- **YOUR GOAL**: Write out the whole listing again, exactly.

- **RECORD LIST**:
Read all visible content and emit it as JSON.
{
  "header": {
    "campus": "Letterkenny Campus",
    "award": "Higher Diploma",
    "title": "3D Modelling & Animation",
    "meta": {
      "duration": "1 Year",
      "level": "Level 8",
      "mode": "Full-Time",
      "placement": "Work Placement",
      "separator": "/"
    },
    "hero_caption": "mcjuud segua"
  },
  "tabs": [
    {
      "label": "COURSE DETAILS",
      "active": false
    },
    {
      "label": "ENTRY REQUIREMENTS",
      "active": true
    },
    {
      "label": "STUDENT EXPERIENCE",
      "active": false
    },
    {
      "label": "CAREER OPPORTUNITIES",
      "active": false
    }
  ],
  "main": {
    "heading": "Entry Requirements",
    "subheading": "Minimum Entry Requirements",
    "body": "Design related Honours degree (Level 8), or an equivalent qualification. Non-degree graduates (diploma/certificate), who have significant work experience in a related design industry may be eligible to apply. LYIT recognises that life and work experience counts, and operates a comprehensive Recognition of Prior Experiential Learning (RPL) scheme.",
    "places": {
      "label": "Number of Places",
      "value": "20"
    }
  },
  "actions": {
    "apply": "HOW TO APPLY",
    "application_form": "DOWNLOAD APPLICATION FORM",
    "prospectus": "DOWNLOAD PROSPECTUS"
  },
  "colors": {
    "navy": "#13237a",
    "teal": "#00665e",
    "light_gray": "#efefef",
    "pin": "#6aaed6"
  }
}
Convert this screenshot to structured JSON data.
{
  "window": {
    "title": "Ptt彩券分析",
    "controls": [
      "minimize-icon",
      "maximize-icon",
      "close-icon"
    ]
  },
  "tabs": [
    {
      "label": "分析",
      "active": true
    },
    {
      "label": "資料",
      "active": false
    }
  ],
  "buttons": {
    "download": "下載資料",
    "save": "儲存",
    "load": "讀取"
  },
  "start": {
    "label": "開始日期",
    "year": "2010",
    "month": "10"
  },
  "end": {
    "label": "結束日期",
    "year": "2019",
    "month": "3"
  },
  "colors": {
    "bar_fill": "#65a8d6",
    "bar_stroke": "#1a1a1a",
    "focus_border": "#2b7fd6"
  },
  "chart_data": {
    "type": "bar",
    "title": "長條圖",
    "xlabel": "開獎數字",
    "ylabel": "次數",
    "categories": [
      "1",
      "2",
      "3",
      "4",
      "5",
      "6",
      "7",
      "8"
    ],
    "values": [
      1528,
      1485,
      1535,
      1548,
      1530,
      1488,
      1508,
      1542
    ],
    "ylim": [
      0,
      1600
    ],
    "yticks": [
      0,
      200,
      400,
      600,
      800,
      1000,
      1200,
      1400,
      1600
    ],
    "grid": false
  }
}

- **RESULT FOR THIS TASK**:
Read all visible content and emit it as JSON.
{
  "header": {
    "campus": "Letterkenny Campus",
    "award": "Higher Diploma",
    "title": "3D Modelling & Animation",
    "meta": {
      "duration": "1 Year",
      "level": "Level 8",
      "mode": "Full-Time",
      "placement": "Work Placement",
      "separator": "/"
    },
    "hero_caption": "mcjuud segua"
  },
  "tabs": [
    {
      "label": "COURSE DETAILS",
      "active": false
    },
    {
      "label": "ENTRY REQUIREMENTS",
      "active": true
    },
    {
      "label": "STUDENT EXPERIENCE",
      "active": false
    },
    {
      "label": "CAREER OPPORTUNITIES",
      "active": false
    }
  ],
  "main": {
    "heading": "Entry Requirements",
    "subheading": "Minimum Entry Requirements",
    "body": "Design related Honours degree (Level 8), or an equivalent qualification. Non-degree graduates (diploma/certificate), who have significant work experience in a related design industry may be eligible to apply. LYIT recognises that life and work experience counts, and operates a comprehensive Recognition of Prior Experiential Learning (RPL) scheme.",
    "places": {
      "label": "Number of Places",
      "value": "20"
    }
  },
  "actions": {
    "apply": "HOW TO APPLY",
    "application_form": "DOWNLOAD APPLICATION FORM",
    "prospectus": "DOWNLOAD PROSPECTUS"
  },
  "colors": {
    "navy": "#13237a",
    "teal": "#00665e",
    "light_gray": "#efefef",
    "pin": "#6aaed6"
  }
}
Convert this screenshot to structured JSON data.
{
  "window": {
    "title": "Ptt彩券分析",
    "controls": [
      "minimize-icon",
      "maximize-icon",
      "close-icon"
    ]
  },
  "tabs": [
    {
      "label": "分析",
      "active": true
    },
    {
      "label": "資料",
      "active": false
    }
  ],
  "buttons": {
    "download": "下載資料",
    "save": "儲存",
    "load": "讀取"
  },
  "start": {
    "label": "開始日期",
    "year": "2010",
    "month": "10"
  },
  "end": {
    "label": "結束日期",
    "year": "2019",
    "month": "3"
  },
  "colors": {
    "bar_fill": "#65a8d6",
    "bar_stroke": "#1a1a1a",
    "focus_border": "#2b7fd6"
  },
  "chart_data": {
    "type": "bar",
    "title": "長條圖",
    "xlabel": "開獎數字",
    "ylabel": "次數",
    "categories": [
      "1",
      "2",
      "3",
      "4",
      "5",
      "6",
      "7",
      "8"
    ],
    "values": [
      1528,
      1485,
      1535,
      1548,
      1530,
      1488,
      1508,
      1542
    ],
    "ylim": [
      0,
      1600
    ],
    "yticks": [
      0,
      200,
      400,
      600,
      800,
      1000,
      1200,
      1400,
      1600
    ],
    "grid": false
  }
}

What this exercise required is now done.